Source records ▸
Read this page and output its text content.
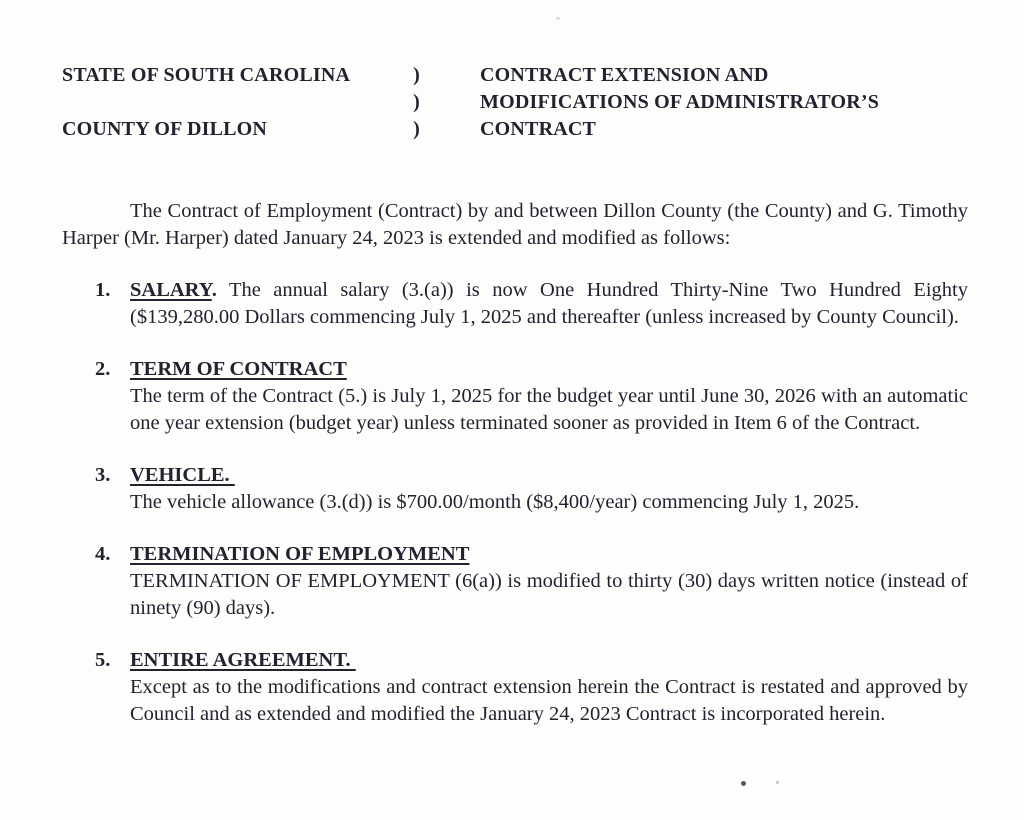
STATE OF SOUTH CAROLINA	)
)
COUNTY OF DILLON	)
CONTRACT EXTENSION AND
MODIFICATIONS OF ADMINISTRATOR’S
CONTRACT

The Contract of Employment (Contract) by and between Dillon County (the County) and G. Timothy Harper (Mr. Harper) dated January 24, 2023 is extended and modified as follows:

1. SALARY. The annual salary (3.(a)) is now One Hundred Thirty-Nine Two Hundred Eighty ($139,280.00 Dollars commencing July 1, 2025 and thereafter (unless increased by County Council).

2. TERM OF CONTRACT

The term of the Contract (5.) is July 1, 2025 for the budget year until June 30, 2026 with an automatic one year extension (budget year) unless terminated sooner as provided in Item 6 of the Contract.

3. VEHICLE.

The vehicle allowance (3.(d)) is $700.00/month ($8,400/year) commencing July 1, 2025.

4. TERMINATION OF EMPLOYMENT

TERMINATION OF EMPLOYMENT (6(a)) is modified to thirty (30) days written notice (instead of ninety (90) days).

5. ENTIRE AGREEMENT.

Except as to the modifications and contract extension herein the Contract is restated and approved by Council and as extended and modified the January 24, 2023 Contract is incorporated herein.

Instructions to follow ▸ Pick out each line containing the string "TERMINATION" and copy it.

Correct result ▸
4. TERMINATION OF EMPLOYMENT
TERMINATION OF EMPLOYMENT (6(a)) is modified to thirty (30) days written notice (instead of ninety (90) days).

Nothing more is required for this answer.